From the listing, collect all lines containing the word "with".

# START OF DATASET

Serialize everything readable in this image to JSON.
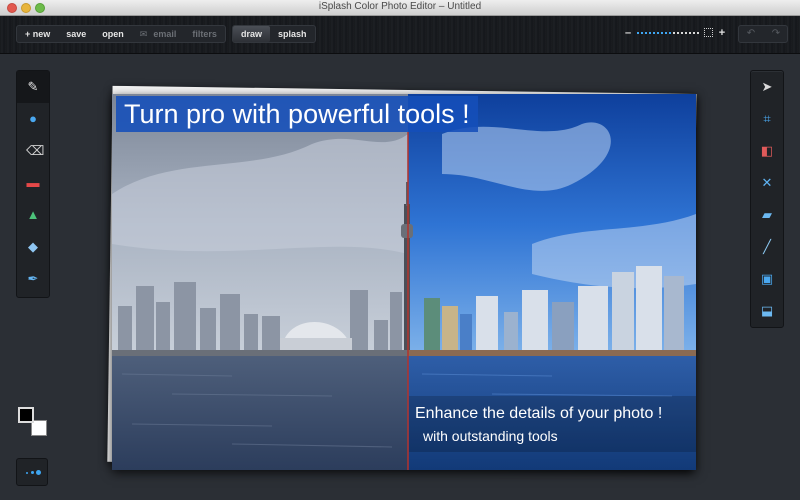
{
  "window": {
    "title": "iSplash Color Photo Editor  – Untitled"
  },
  "toolbar": {
    "new_label": "+ new",
    "save_label": "save",
    "open_label": "open",
    "email_label": "email",
    "filters_label": "filters",
    "draw_label": "draw",
    "splash_label": "splash",
    "zoom_minus": "–",
    "zoom_plus": "+",
    "zoom_level": 0.55,
    "undo_label": "↶",
    "redo_label": "↷"
  },
  "left_tools": [
    {
      "name": "brush-icon",
      "glyph": "✎",
      "color": "#e6e6e6",
      "selected": true
    },
    {
      "name": "drop-icon",
      "glyph": "●",
      "color": "#4aa8f0",
      "selected": false
    },
    {
      "name": "eraser-icon",
      "glyph": "⌫",
      "color": "#cfcfcf",
      "selected": false
    },
    {
      "name": "bandage-icon",
      "glyph": "▬",
      "color": "#e44848",
      "selected": false
    },
    {
      "name": "color-fill-icon",
      "glyph": "▲",
      "color": "#4cc27a",
      "selected": false
    },
    {
      "name": "blur-icon",
      "glyph": "◆",
      "color": "#8fc6f2",
      "selected": false
    },
    {
      "name": "pen-icon",
      "glyph": "✒",
      "color": "#64b5f2",
      "selected": false
    }
  ],
  "right_tools": [
    {
      "name": "pointer-icon",
      "glyph": "➤",
      "color": "#d9d9d9"
    },
    {
      "name": "crop-icon",
      "glyph": "⌗",
      "color": "#4aa8f0"
    },
    {
      "name": "swap-colors-icon",
      "glyph": "◧",
      "color": "#e05a5a"
    },
    {
      "name": "close-icon",
      "glyph": "✕",
      "color": "#5fb3f2"
    },
    {
      "name": "ruler-icon",
      "glyph": "▰",
      "color": "#6cb9f2"
    },
    {
      "name": "straighten-icon",
      "glyph": "╱",
      "color": "#8ccaf3"
    },
    {
      "name": "window-icon",
      "glyph": "▣",
      "color": "#4aa8f0"
    },
    {
      "name": "stamp-icon",
      "glyph": "⬓",
      "color": "#6cb9f2"
    }
  ],
  "colors": {
    "foreground": "#000000",
    "background": "#ffffff",
    "accent": "#3ea6f2"
  },
  "photo": {
    "headline": "Turn pro with powerful tools !",
    "caption_line1": "Enhance the details of your photo !",
    "caption_line2": "with outstanding tools"
  }
}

# END OF DATASET

◆ **TASK RESULT**
    "headline": "Turn pro with powerful tools !",
    "caption_line2": "with outstanding tools"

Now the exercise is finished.